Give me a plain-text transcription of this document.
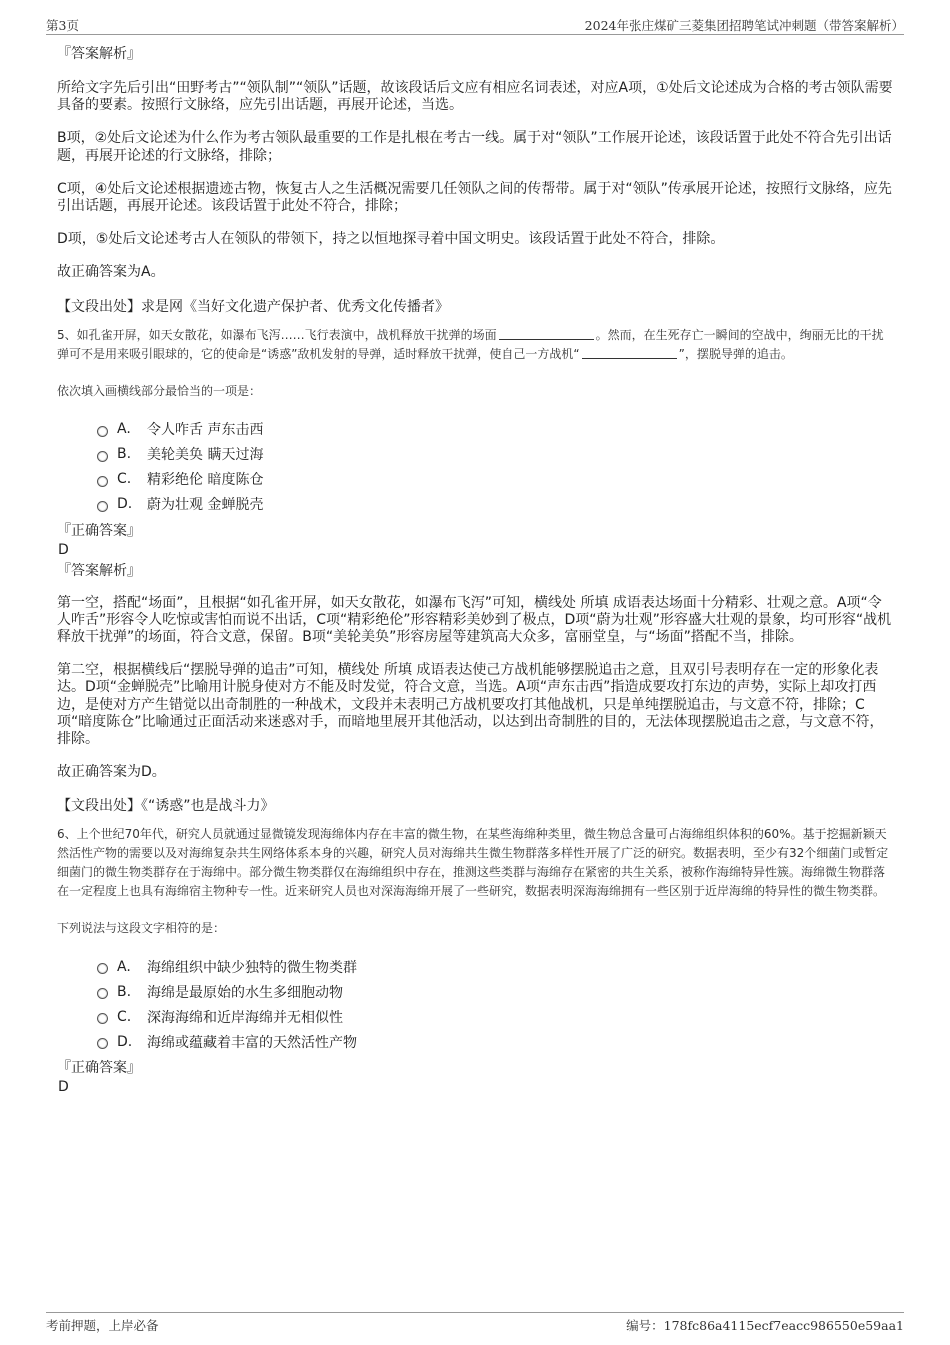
第3页	2024年张庄煤矿三菱集团招聘笔试冲刺题（带答案解析）

『答案解析』

所给文字先后引出“田野考古”“领队制”“领队”话题，故该段话后文应有相应名词表述，对应A项，①处后文论述成为合格的考古领队需要具备的要素。按照行文脉络，应先引出话题，再展开论述，当选。

B项，②处后文论述为什么作为考古领队最重要的工作是扎根在考古一线。属于对“领队”工作展开论述，该段话置于此处不符合先引出话题，再展开论述的行文脉络，排除；

C项，④处后文论述根据遗迹古物，恢复古人之生活概况需要几任领队之间的传帮带。属于对“领队”传承展开论述，按照行文脉络，应先引出话题，再展开论述。该段话置于此处不符合，排除；

D项，⑤处后文论述考古人在领队的带领下，持之以恒地探寻着中国文明史。该段话置于此处不符合，排除。

故正确答案为A。

【文段出处】求是网《当好文化遗产保护者、优秀文化传播者》

5、如孔雀开屏，如天女散花，如瀑布飞泻……飞行表演中，战机释放干扰弹的场面	。然而，在生死存亡一瞬间的空战中，绚丽无比的干扰弹可不是用来吸引眼球的，它的使命是“诱惑”敌机发射的导弹，适时释放干扰弹，使自己一方战机“	”，摆脱导弹的追击。

依次填入画横线部分最恰当的一项是：

A.	令人咋舌 声东击西
B.	美轮美奂 瞒天过海
C.	精彩绝伦 暗度陈仓
D.	蔚为壮观 金蝉脱壳

『正确答案』

D

『答案解析』

第一空，搭配“场面”，且根据“如孔雀开屏，如天女散花，如瀑布飞泻”可知，横线处 所填 成语表达场面十分精彩、壮观之意。A项“令人咋舌”形容令人吃惊或害怕而说不出话，C项“精彩绝伦”形容精彩美妙到了极点，D项“蔚为壮观”形容盛大壮观的景象，均可形容“战机释放干扰弹”的场面，符合文意，保留。B项“美轮美奂”形容房屋等建筑高大众多，富丽堂皇，与“场面”搭配不当，排除。

第二空，根据横线后“摆脱导弹的追击”可知，横线处 所填 成语表达使己方战机能够摆脱追击之意，且双引号表明存在一定的形象化表达。D项“金蝉脱壳”比喻用计脱身使对方不能及时发觉，符合文意，当选。A项“声东击西”指造成要攻打东边的声势，实际上却攻打西边，是使对方产生错觉以出奇制胜的一种战术，文段并未表明己方战机要攻打其他战机，只是单纯摆脱追击，与文意不符，排除；C项“暗度陈仓”比喻通过正面活动来迷惑对手，而暗地里展开其他活动，以达到出奇制胜的目的，无法体现摆脱追击之意，与文意不符，排除。

故正确答案为D。

【文段出处】《“诱惑”也是战斗力》

6、上个世纪70年代，研究人员就通过显微镜发现海绵体内存在丰富的微生物，在某些海绵种类里，微生物总含量可占海绵组织体积的60%。基于挖掘新颖天然活性产物的需要以及对海绵复杂共生网络体系本身的兴趣，研究人员对海绵共生微生物群落多样性开展了广泛的研究。数据表明，至少有32个细菌门或暂定细菌门的微生物类群存在于海绵中。部分微生物类群仅在海绵组织中存在，推测这些类群与海绵存在紧密的共生关系，被称作海绵特异性簇。海绵微生物群落在一定程度上也具有海绵宿主物种专一性。近来研究人员也对深海海绵开展了一些研究，数据表明深海海绵拥有一些区别于近岸海绵的特异性的微生物类群。

下列说法与这段文字相符的是：

A.	海绵组织中缺少独特的微生物类群
B.	海绵是最原始的水生多细胞动物
C.	深海海绵和近岸海绵并无相似性
D.	海绵或蕴藏着丰富的天然活性产物

『正确答案』

D

考前押题，上岸必备	编号：178fc86a4115ecf7eacc986550e59aa1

_Exercise directions_:
Leave the images out, please, and restate each line word for word.

_Exercise result_:
Give me a plain-text transcription of this document.
第3页	2024年张庄煤矿三菱集团招聘笔试冲刺题（带答案解析）

『答案解析』

所给文字先后引出“田野考古”“领队制”“领队”话题，故该段话后文应有相应名词表述，对应A项，①处后文论述成为合格的考古领队需要具备的要素。按照行文脉络，应先引出话题，再展开论述，当选。

B项，②处后文论述为什么作为考古领队最重要的工作是扎根在考古一线。属于对“领队”工作展开论述，该段话置于此处不符合先引出话题，再展开论述的行文脉络，排除；

C项，④处后文论述根据遗迹古物，恢复古人之生活概况需要几任领队之间的传帮带。属于对“领队”传承展开论述，按照行文脉络，应先引出话题，再展开论述。该段话置于此处不符合，排除；

D项，⑤处后文论述考古人在领队的带领下，持之以恒地探寻着中国文明史。该段话置于此处不符合，排除。

故正确答案为A。

【文段出处】求是网《当好文化遗产保护者、优秀文化传播者》

5、如孔雀开屏，如天女散花，如瀑布飞泻……飞行表演中，战机释放干扰弹的场面	。然而，在生死存亡一瞬间的空战中，绚丽无比的干扰弹可不是用来吸引眼球的，它的使命是“诱惑”敌机发射的导弹，适时释放干扰弹，使自己一方战机“	”，摆脱导弹的追击。

依次填入画横线部分最恰当的一项是：

A.	令人咋舌 声东击西
B.	美轮美奂 瞒天过海
C.	精彩绝伦 暗度陈仓
D.	蔚为壮观 金蝉脱壳

『正确答案』

D

『答案解析』

第一空，搭配“场面”，且根据“如孔雀开屏，如天女散花，如瀑布飞泻”可知，横线处 所填 成语表达场面十分精彩、壮观之意。A项“令人咋舌”形容令人吃惊或害怕而说不出话，C项“精彩绝伦”形容精彩美妙到了极点，D项“蔚为壮观”形容盛大壮观的景象，均可形容“战机释放干扰弹”的场面，符合文意，保留。B项“美轮美奂”形容房屋等建筑高大众多，富丽堂皇，与“场面”搭配不当，排除。

第二空，根据横线后“摆脱导弹的追击”可知，横线处 所填 成语表达使己方战机能够摆脱追击之意，且双引号表明存在一定的形象化表达。D项“金蝉脱壳”比喻用计脱身使对方不能及时发觉，符合文意，当选。A项“声东击西”指造成要攻打东边的声势，实际上却攻打西边，是使对方产生错觉以出奇制胜的一种战术，文段并未表明己方战机要攻打其他战机，只是单纯摆脱追击，与文意不符，排除；C项“暗度陈仓”比喻通过正面活动来迷惑对手，而暗地里展开其他活动，以达到出奇制胜的目的，无法体现摆脱追击之意，与文意不符，排除。

故正确答案为D。

【文段出处】《“诱惑”也是战斗力》

6、上个世纪70年代，研究人员就通过显微镜发现海绵体内存在丰富的微生物，在某些海绵种类里，微生物总含量可占海绵组织体积的60%。基于挖掘新颖天然活性产物的需要以及对海绵复杂共生网络体系本身的兴趣，研究人员对海绵共生微生物群落多样性开展了广泛的研究。数据表明，至少有32个细菌门或暂定细菌门的微生物类群存在于海绵中。部分微生物类群仅在海绵组织中存在，推测这些类群与海绵存在紧密的共生关系，被称作海绵特异性簇。海绵微生物群落在一定程度上也具有海绵宿主物种专一性。近来研究人员也对深海海绵开展了一些研究，数据表明深海海绵拥有一些区别于近岸海绵的特异性的微生物类群。

下列说法与这段文字相符的是：

A.	海绵组织中缺少独特的微生物类群
B.	海绵是最原始的水生多细胞动物
C.	深海海绵和近岸海绵并无相似性
D.	海绵或蕴藏着丰富的天然活性产物

『正确答案』

D

考前押题，上岸必备	编号：178fc86a4115ecf7eacc986550e59aa1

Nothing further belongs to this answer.